■ **STATED PROBLEM**
Identify all lines of the data containing the string "Consumption" and copy them.

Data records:
────────

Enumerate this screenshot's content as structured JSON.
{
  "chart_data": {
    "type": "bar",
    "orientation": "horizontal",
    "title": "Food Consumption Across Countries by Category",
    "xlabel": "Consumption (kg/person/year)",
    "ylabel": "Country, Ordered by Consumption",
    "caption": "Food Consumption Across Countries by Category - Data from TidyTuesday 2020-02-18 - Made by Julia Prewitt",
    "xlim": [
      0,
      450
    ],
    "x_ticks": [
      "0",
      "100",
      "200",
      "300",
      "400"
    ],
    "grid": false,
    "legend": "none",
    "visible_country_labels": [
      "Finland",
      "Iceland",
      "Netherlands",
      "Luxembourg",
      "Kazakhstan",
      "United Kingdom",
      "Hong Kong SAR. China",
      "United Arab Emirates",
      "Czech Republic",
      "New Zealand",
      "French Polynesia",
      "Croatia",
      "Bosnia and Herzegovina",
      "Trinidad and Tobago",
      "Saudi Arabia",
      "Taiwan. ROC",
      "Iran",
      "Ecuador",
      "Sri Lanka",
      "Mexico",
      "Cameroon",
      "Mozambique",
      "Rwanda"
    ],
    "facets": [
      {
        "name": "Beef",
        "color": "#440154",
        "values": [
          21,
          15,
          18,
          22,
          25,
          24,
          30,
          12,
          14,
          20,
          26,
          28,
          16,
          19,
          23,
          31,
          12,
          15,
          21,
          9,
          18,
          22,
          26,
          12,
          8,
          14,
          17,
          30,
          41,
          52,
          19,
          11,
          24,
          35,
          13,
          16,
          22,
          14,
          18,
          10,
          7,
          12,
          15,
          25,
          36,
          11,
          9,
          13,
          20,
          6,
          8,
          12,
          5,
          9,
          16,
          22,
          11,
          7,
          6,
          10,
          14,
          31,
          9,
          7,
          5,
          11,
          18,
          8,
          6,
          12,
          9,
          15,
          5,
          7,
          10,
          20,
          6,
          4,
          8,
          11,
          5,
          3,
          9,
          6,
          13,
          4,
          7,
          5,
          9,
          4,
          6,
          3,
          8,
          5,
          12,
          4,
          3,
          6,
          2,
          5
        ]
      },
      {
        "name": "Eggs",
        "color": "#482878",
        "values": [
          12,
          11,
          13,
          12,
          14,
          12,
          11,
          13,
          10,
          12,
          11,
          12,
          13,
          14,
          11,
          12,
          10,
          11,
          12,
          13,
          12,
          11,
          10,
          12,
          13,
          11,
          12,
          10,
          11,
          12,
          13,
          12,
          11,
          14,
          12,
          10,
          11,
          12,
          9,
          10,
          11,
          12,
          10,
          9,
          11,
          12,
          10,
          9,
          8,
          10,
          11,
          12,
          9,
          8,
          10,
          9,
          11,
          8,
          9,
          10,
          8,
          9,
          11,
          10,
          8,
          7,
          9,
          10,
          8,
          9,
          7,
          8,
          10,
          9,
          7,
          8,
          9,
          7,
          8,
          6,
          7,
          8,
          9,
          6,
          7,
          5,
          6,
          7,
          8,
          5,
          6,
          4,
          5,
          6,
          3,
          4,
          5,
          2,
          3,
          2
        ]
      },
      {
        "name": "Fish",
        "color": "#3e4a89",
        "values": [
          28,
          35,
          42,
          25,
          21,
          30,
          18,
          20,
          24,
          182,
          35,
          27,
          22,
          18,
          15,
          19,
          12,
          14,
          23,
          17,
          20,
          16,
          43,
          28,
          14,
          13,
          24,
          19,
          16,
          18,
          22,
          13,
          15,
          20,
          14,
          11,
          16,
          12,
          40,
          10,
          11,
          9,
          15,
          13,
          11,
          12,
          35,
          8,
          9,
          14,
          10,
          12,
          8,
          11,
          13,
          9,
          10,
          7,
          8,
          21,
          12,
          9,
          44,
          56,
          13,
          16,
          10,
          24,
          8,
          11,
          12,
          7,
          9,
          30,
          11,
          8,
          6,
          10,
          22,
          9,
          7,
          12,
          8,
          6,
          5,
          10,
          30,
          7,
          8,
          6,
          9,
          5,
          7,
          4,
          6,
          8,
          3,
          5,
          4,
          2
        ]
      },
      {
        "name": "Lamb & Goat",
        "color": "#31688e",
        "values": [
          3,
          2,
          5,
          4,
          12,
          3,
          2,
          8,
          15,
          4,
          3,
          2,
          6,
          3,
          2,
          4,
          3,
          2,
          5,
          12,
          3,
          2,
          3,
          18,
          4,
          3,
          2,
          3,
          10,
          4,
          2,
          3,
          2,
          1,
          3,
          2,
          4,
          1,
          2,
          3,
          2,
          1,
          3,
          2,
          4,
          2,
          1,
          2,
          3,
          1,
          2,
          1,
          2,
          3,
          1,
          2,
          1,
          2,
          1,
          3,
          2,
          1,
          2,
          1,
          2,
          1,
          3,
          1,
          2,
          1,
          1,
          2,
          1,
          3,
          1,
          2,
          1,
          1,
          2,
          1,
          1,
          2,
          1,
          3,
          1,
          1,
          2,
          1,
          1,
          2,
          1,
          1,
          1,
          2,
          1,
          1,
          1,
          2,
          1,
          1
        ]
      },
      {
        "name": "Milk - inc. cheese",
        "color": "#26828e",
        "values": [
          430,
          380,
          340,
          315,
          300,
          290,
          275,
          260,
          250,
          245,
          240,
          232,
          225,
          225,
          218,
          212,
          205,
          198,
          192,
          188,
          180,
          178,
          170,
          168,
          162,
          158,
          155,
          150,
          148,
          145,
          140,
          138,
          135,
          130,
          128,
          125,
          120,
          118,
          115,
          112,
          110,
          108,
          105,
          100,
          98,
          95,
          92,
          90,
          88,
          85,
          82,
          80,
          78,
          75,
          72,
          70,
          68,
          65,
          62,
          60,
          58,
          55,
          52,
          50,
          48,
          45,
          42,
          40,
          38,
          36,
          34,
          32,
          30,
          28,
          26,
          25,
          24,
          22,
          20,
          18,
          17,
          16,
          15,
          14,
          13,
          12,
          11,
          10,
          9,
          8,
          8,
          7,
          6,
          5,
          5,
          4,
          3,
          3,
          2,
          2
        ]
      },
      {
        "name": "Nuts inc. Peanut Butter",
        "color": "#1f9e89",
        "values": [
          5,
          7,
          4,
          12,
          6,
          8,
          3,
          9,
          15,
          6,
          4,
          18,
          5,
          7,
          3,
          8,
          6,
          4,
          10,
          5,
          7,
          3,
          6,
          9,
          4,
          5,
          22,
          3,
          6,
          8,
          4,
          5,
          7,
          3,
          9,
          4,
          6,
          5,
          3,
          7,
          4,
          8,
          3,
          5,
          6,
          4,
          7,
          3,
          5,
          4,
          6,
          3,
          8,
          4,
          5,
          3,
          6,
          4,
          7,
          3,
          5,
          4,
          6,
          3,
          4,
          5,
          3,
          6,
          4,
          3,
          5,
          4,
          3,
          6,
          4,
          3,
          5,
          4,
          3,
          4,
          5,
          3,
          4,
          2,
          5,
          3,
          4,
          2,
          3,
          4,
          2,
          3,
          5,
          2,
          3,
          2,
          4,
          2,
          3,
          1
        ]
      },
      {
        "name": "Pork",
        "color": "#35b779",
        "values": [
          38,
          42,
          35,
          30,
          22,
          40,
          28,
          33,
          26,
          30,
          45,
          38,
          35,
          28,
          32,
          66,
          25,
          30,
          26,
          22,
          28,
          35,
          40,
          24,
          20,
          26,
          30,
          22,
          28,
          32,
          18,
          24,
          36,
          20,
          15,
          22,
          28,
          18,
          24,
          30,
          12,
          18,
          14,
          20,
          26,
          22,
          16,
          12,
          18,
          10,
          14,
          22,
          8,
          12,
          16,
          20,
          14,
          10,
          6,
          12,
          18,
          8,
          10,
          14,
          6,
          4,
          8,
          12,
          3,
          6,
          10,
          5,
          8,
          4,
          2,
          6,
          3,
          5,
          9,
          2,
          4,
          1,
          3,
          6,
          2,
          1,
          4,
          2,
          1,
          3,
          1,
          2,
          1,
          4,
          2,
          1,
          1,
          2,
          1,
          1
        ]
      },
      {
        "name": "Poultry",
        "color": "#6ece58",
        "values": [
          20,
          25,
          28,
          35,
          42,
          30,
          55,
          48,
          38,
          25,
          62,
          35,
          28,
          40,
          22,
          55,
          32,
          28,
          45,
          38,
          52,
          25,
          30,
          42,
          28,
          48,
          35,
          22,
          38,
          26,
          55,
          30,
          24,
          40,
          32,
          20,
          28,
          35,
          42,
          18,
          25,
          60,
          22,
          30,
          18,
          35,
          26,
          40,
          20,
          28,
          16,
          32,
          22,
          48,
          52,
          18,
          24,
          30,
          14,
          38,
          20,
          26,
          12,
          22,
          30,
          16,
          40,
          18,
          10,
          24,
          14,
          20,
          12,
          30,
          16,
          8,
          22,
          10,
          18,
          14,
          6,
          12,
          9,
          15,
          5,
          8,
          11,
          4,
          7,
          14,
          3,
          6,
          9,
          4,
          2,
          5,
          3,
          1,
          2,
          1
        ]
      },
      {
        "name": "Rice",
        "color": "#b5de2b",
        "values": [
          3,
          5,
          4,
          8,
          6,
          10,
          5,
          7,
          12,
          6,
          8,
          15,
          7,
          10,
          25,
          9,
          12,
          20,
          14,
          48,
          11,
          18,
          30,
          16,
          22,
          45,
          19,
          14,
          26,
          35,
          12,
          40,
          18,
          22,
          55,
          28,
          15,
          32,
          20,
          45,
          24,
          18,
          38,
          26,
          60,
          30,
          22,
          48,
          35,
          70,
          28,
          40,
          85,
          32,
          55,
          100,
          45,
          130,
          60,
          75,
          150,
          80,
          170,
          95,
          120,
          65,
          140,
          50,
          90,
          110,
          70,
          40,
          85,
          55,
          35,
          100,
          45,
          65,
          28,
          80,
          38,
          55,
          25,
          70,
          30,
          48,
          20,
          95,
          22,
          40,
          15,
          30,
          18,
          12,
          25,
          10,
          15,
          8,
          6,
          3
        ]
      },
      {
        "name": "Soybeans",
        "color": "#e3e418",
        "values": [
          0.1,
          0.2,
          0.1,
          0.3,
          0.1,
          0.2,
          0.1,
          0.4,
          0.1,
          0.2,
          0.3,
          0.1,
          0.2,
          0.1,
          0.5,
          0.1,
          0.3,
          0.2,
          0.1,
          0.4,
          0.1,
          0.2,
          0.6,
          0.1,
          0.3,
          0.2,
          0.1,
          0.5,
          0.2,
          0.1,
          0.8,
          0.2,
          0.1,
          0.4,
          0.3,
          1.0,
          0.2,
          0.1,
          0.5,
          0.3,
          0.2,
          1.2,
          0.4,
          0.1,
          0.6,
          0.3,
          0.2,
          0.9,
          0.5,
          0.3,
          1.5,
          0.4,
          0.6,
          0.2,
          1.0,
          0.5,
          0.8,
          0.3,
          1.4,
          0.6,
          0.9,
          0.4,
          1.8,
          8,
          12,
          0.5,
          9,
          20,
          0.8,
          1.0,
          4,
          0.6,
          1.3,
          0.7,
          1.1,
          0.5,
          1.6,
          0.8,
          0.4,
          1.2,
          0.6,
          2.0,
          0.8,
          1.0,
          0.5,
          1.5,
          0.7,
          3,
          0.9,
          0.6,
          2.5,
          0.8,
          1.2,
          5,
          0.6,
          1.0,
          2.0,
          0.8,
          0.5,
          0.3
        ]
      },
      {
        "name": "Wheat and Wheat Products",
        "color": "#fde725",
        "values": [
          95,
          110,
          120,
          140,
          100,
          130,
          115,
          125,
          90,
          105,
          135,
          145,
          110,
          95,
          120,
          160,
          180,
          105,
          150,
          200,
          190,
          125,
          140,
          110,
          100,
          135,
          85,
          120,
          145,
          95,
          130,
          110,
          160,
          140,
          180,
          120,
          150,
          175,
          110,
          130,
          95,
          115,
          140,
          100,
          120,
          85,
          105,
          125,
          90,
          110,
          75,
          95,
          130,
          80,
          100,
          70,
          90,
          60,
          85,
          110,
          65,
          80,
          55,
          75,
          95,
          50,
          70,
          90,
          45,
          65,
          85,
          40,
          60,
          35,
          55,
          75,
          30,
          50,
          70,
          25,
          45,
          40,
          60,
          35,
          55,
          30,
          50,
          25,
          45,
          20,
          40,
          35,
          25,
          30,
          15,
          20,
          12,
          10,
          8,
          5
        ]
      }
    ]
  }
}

────────

■ **RIGHT ANSWER**
    "title": "Food Consumption Across Countries by Category",
    "xlabel": "Consumption (kg/person/year)",
    "ylabel": "Country, Ordered by Consumption",
    "caption": "Food Consumption Across Countries by Category - Data from TidyTuesday 2020-02-18 - Made by Julia Prewitt",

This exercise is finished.